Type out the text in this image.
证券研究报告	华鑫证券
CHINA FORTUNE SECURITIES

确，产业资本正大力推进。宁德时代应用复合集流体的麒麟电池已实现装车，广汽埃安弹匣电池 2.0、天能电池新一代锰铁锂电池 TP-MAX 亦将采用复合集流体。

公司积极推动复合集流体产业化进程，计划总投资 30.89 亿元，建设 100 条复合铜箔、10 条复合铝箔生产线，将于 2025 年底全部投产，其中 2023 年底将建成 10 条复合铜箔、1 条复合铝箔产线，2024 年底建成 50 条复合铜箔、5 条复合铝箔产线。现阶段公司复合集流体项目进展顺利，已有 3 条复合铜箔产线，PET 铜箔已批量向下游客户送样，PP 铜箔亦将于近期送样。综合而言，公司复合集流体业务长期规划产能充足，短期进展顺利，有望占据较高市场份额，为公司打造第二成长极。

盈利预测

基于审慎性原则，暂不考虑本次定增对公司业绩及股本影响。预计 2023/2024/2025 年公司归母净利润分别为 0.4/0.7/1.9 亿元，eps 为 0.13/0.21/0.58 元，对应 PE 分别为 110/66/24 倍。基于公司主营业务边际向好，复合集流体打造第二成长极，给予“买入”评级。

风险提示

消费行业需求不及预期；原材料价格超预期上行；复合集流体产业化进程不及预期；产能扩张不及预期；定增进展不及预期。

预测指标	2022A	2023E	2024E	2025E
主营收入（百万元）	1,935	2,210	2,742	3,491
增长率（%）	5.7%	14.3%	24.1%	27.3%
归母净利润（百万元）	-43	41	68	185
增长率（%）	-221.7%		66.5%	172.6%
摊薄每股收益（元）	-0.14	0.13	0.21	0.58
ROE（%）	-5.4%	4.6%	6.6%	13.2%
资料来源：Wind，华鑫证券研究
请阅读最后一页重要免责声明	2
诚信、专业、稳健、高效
---------------
TASK TO CARRY OUT
Pull out each record as written and restate it exactly.

SOLUTION
Type out the text in this image.
证券研究报告	华鑫证券
CHINA FORTUNE SECURITIES

确，产业资本正大力推进。宁德时代应用复合集流体的麒麟电池已实现装车，广汽埃安弹匣电池 2.0、天能电池新一代锰铁锂电池 TP-MAX 亦将采用复合集流体。

公司积极推动复合集流体产业化进程，计划总投资 30.89 亿元，建设 100 条复合铜箔、10 条复合铝箔生产线，将于 2025 年底全部投产，其中 2023 年底将建成 10 条复合铜箔、1 条复合铝箔产线，2024 年底建成 50 条复合铜箔、5 条复合铝箔产线。现阶段公司复合集流体项目进展顺利，已有 3 条复合铜箔产线，PET 铜箔已批量向下游客户送样，PP 铜箔亦将于近期送样。综合而言，公司复合集流体业务长期规划产能充足，短期进展顺利，有望占据较高市场份额，为公司打造第二成长极。

盈利预测

基于审慎性原则，暂不考虑本次定增对公司业绩及股本影响。预计 2023/2024/2025 年公司归母净利润分别为 0.4/0.7/1.9 亿元，eps 为 0.13/0.21/0.58 元，对应 PE 分别为 110/66/24 倍。基于公司主营业务边际向好，复合集流体打造第二成长极，给予“买入”评级。

风险提示

消费行业需求不及预期；原材料价格超预期上行；复合集流体产业化进程不及预期；产能扩张不及预期；定增进展不及预期。

预测指标	2022A	2023E	2024E	2025E
主营收入（百万元）	1,935	2,210	2,742	3,491
增长率（%）	5.7%	14.3%	24.1%	27.3%
归母净利润（百万元）	-43	41	68	185
增长率（%）	-221.7%		66.5%	172.6%
摊薄每股收益（元）	-0.14	0.13	0.21	0.58
ROE（%）	-5.4%	4.6%	6.6%	13.2%
资料来源：Wind，华鑫证券研究
请阅读最后一页重要免责声明	2
诚信、专业、稳健、高效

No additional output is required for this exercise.